▶ [STATED PROBLEM] Identify all lines below that hold "name" and collect them.

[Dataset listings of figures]
________________________

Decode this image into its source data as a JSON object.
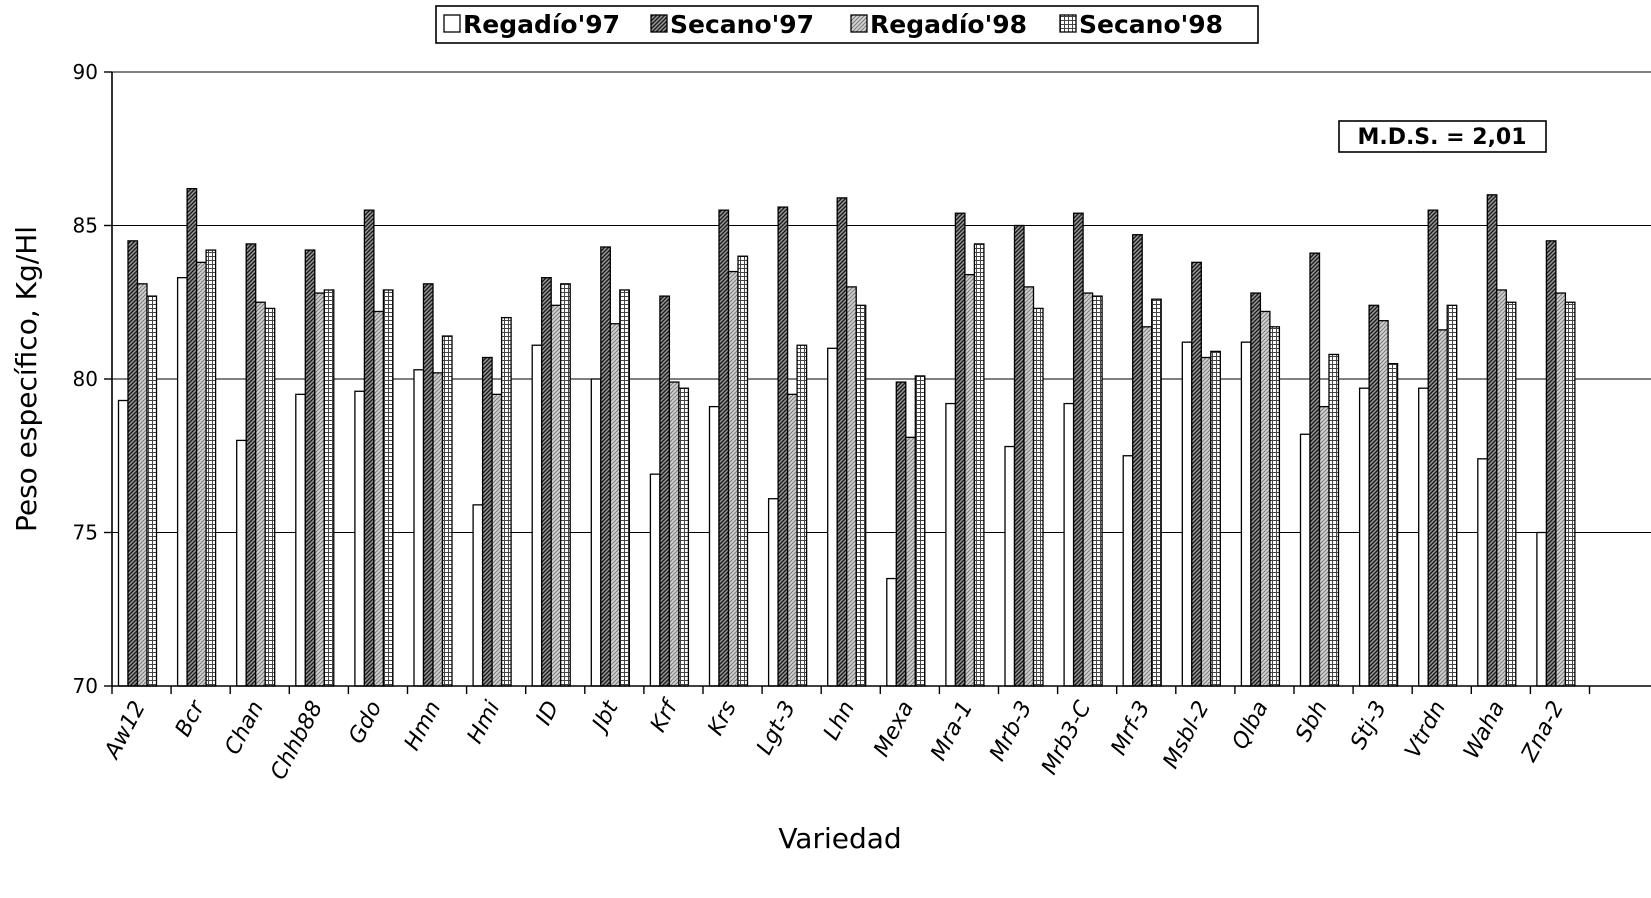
{
  "chart_data": {
    "type": "bar",
    "title": "",
    "xlabel": "Variedad",
    "ylabel": "Peso específico, Kg/Hl",
    "ylim": [
      70,
      90
    ],
    "yticks": [
      70,
      75,
      80,
      85,
      90
    ],
    "grid": true,
    "legend_position": "top-center",
    "annotation": "M.D.S. = 2,01",
    "categories": [
      "Aw12",
      "Bcr",
      "Chan",
      "Chhb88",
      "Gdo",
      "Hmn",
      "Hmi",
      "ID",
      "Jbt",
      "Krf",
      "Krs",
      "Lgt-3",
      "Lhn",
      "Mexa",
      "Mra-1",
      "Mrb-3",
      "Mrb3-C",
      "Mrf-3",
      "Msbl-2",
      "Qlba",
      "Sbh",
      "Stj-3",
      "Vtrdn",
      "Waha",
      "Zna-2"
    ],
    "series": [
      {
        "name": "Regadío'97",
        "pattern": "white",
        "values": [
          79.3,
          83.3,
          78.0,
          79.5,
          79.6,
          80.3,
          75.9,
          81.1,
          80.0,
          76.9,
          79.1,
          76.1,
          81.0,
          73.5,
          79.2,
          77.8,
          79.2,
          77.5,
          81.2,
          81.2,
          78.2,
          79.7,
          79.7,
          77.4,
          75.0
        ]
      },
      {
        "name": "Secano'97",
        "pattern": "dark-hatch",
        "values": [
          84.5,
          86.2,
          84.4,
          84.2,
          85.5,
          83.1,
          80.7,
          83.3,
          84.3,
          82.7,
          85.5,
          85.6,
          85.9,
          79.9,
          85.4,
          85.0,
          85.4,
          84.7,
          83.8,
          82.8,
          84.1,
          82.4,
          85.5,
          86.0,
          84.5
        ]
      },
      {
        "name": "Regadío'98",
        "pattern": "gray-hatch",
        "values": [
          83.1,
          83.8,
          82.5,
          82.8,
          82.2,
          80.2,
          79.5,
          82.4,
          81.8,
          79.9,
          83.5,
          79.5,
          83.0,
          78.1,
          83.4,
          83.0,
          82.8,
          81.7,
          80.7,
          82.2,
          79.1,
          81.9,
          81.6,
          82.9,
          82.8
        ]
      },
      {
        "name": "Secano'98",
        "pattern": "crosshatch",
        "values": [
          82.7,
          84.2,
          82.3,
          82.9,
          82.9,
          81.4,
          82.0,
          83.1,
          82.9,
          79.7,
          84.0,
          81.1,
          82.4,
          80.1,
          84.4,
          82.3,
          82.7,
          82.6,
          80.9,
          81.7,
          80.8,
          80.5,
          82.4,
          82.5,
          82.5
        ]
      }
    ]
  }
}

________________________

▶ [PROBLEM SOLUTION]
        "name": "Regadío'97",
        "name": "Secano'97",
        "name": "Regadío'98",
        "name": "Secano'98",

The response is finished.